**Source data**

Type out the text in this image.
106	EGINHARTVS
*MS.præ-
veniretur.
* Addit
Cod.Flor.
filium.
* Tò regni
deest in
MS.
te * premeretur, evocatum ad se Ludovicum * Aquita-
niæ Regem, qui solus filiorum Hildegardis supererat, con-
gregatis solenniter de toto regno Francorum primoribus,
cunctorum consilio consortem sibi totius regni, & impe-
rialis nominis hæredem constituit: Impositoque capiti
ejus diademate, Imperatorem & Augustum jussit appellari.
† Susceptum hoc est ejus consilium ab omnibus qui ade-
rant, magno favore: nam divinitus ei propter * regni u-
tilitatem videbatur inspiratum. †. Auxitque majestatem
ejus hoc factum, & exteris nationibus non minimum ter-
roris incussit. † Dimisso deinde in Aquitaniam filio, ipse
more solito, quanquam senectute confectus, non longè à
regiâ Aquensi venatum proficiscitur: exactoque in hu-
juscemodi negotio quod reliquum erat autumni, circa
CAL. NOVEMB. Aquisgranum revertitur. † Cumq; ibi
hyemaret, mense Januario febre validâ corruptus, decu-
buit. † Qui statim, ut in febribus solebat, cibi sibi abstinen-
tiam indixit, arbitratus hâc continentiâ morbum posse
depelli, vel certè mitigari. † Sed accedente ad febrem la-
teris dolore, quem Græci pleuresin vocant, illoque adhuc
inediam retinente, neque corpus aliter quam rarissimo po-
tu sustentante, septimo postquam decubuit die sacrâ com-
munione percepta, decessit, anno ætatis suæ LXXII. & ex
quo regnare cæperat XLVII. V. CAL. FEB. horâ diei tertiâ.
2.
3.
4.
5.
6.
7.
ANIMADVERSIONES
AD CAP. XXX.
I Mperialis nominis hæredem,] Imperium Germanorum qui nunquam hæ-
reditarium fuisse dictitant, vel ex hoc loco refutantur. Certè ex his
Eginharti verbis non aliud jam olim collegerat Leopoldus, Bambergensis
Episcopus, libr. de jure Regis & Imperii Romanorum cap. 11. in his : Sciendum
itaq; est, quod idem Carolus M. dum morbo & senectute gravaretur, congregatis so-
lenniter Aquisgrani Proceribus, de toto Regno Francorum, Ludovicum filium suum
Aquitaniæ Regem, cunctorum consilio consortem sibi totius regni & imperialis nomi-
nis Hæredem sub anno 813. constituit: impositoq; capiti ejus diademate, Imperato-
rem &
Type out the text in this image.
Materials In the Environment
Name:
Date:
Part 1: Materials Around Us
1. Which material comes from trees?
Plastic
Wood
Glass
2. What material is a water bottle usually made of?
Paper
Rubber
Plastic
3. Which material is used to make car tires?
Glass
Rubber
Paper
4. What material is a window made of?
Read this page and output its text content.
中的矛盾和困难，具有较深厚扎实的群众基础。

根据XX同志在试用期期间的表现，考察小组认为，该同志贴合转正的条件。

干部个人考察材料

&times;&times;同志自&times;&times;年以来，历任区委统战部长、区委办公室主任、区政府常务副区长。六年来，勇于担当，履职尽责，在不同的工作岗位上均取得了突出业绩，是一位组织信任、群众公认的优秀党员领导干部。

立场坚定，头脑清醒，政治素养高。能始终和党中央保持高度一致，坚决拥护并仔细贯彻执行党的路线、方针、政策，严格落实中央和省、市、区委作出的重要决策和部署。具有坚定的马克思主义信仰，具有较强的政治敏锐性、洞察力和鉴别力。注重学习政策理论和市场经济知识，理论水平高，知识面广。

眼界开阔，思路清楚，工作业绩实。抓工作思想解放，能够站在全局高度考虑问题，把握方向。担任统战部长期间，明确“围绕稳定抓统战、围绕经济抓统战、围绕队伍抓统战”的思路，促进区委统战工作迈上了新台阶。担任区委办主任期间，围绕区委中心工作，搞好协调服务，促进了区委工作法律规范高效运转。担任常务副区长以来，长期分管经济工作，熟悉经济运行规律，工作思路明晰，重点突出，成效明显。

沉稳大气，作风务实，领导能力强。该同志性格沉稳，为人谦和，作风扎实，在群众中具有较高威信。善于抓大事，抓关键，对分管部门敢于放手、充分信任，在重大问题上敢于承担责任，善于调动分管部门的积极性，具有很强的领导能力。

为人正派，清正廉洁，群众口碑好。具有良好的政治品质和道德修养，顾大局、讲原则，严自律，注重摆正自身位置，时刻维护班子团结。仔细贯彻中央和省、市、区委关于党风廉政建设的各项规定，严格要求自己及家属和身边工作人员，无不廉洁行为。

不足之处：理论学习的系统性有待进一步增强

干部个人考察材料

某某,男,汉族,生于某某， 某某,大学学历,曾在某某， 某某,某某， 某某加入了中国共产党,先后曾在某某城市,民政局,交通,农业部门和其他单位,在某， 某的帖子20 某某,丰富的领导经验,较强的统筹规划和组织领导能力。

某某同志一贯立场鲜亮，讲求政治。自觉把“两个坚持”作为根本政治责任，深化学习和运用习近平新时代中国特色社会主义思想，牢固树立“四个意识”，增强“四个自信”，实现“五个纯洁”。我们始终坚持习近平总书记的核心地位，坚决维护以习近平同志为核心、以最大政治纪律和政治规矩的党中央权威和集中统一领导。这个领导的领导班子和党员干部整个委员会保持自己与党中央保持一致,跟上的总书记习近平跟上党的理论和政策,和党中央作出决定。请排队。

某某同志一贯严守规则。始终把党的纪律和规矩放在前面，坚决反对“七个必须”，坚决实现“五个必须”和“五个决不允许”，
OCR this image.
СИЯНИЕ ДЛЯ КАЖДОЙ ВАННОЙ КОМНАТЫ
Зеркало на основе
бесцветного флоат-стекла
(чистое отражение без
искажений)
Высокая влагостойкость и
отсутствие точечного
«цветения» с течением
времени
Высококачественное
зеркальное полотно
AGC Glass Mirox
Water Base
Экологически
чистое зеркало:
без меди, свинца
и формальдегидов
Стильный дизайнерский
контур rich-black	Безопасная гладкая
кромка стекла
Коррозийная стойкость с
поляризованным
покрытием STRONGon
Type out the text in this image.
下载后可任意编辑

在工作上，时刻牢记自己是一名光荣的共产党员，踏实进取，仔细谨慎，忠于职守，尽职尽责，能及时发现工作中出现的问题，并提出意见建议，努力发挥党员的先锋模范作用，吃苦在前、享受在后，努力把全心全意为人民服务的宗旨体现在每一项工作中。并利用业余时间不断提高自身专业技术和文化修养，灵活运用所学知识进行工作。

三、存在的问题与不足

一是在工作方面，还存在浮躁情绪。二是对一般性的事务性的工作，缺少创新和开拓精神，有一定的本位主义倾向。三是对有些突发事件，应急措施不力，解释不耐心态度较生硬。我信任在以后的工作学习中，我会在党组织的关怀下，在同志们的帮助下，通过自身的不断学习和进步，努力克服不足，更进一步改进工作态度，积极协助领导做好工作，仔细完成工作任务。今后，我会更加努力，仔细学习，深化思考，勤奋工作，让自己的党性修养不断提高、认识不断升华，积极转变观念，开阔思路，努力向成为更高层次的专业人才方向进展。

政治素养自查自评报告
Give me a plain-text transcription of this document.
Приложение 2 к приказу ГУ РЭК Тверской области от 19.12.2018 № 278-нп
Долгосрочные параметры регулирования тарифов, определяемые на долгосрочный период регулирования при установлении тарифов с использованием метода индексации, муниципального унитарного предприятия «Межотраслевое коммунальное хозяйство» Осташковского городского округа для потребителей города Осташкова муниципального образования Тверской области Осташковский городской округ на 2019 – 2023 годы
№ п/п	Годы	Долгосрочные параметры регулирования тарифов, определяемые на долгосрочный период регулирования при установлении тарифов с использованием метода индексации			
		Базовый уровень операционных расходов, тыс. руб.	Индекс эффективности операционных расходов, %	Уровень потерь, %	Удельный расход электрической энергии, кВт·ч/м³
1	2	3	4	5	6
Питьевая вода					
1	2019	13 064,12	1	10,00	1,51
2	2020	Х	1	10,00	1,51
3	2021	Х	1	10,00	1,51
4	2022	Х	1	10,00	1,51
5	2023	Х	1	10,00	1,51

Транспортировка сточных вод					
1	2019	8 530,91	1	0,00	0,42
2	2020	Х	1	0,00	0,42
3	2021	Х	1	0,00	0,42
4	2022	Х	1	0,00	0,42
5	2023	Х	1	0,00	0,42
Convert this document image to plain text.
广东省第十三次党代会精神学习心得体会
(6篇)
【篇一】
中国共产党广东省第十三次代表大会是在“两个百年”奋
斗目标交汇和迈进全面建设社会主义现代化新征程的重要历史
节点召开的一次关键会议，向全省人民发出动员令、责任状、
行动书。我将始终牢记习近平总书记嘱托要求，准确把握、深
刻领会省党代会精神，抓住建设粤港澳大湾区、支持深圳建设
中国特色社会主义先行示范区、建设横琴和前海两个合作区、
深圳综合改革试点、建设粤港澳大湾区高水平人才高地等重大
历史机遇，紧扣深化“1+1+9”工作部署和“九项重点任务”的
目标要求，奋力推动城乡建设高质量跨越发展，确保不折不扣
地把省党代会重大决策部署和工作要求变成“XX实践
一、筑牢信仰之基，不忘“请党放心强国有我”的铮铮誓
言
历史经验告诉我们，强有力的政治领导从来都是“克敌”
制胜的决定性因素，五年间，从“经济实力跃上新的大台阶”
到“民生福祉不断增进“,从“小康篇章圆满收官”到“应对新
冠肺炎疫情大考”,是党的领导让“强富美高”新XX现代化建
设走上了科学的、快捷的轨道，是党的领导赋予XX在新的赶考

**Goal**
Show every line in the entries where the string "Francorum" occurs.

**Result of the exercise**
gregatis solenniter de toto regno Francorum primoribus,
lenniter Aquisgrani Proceribus, de toto Regno Francorum, Ludovicum filium suum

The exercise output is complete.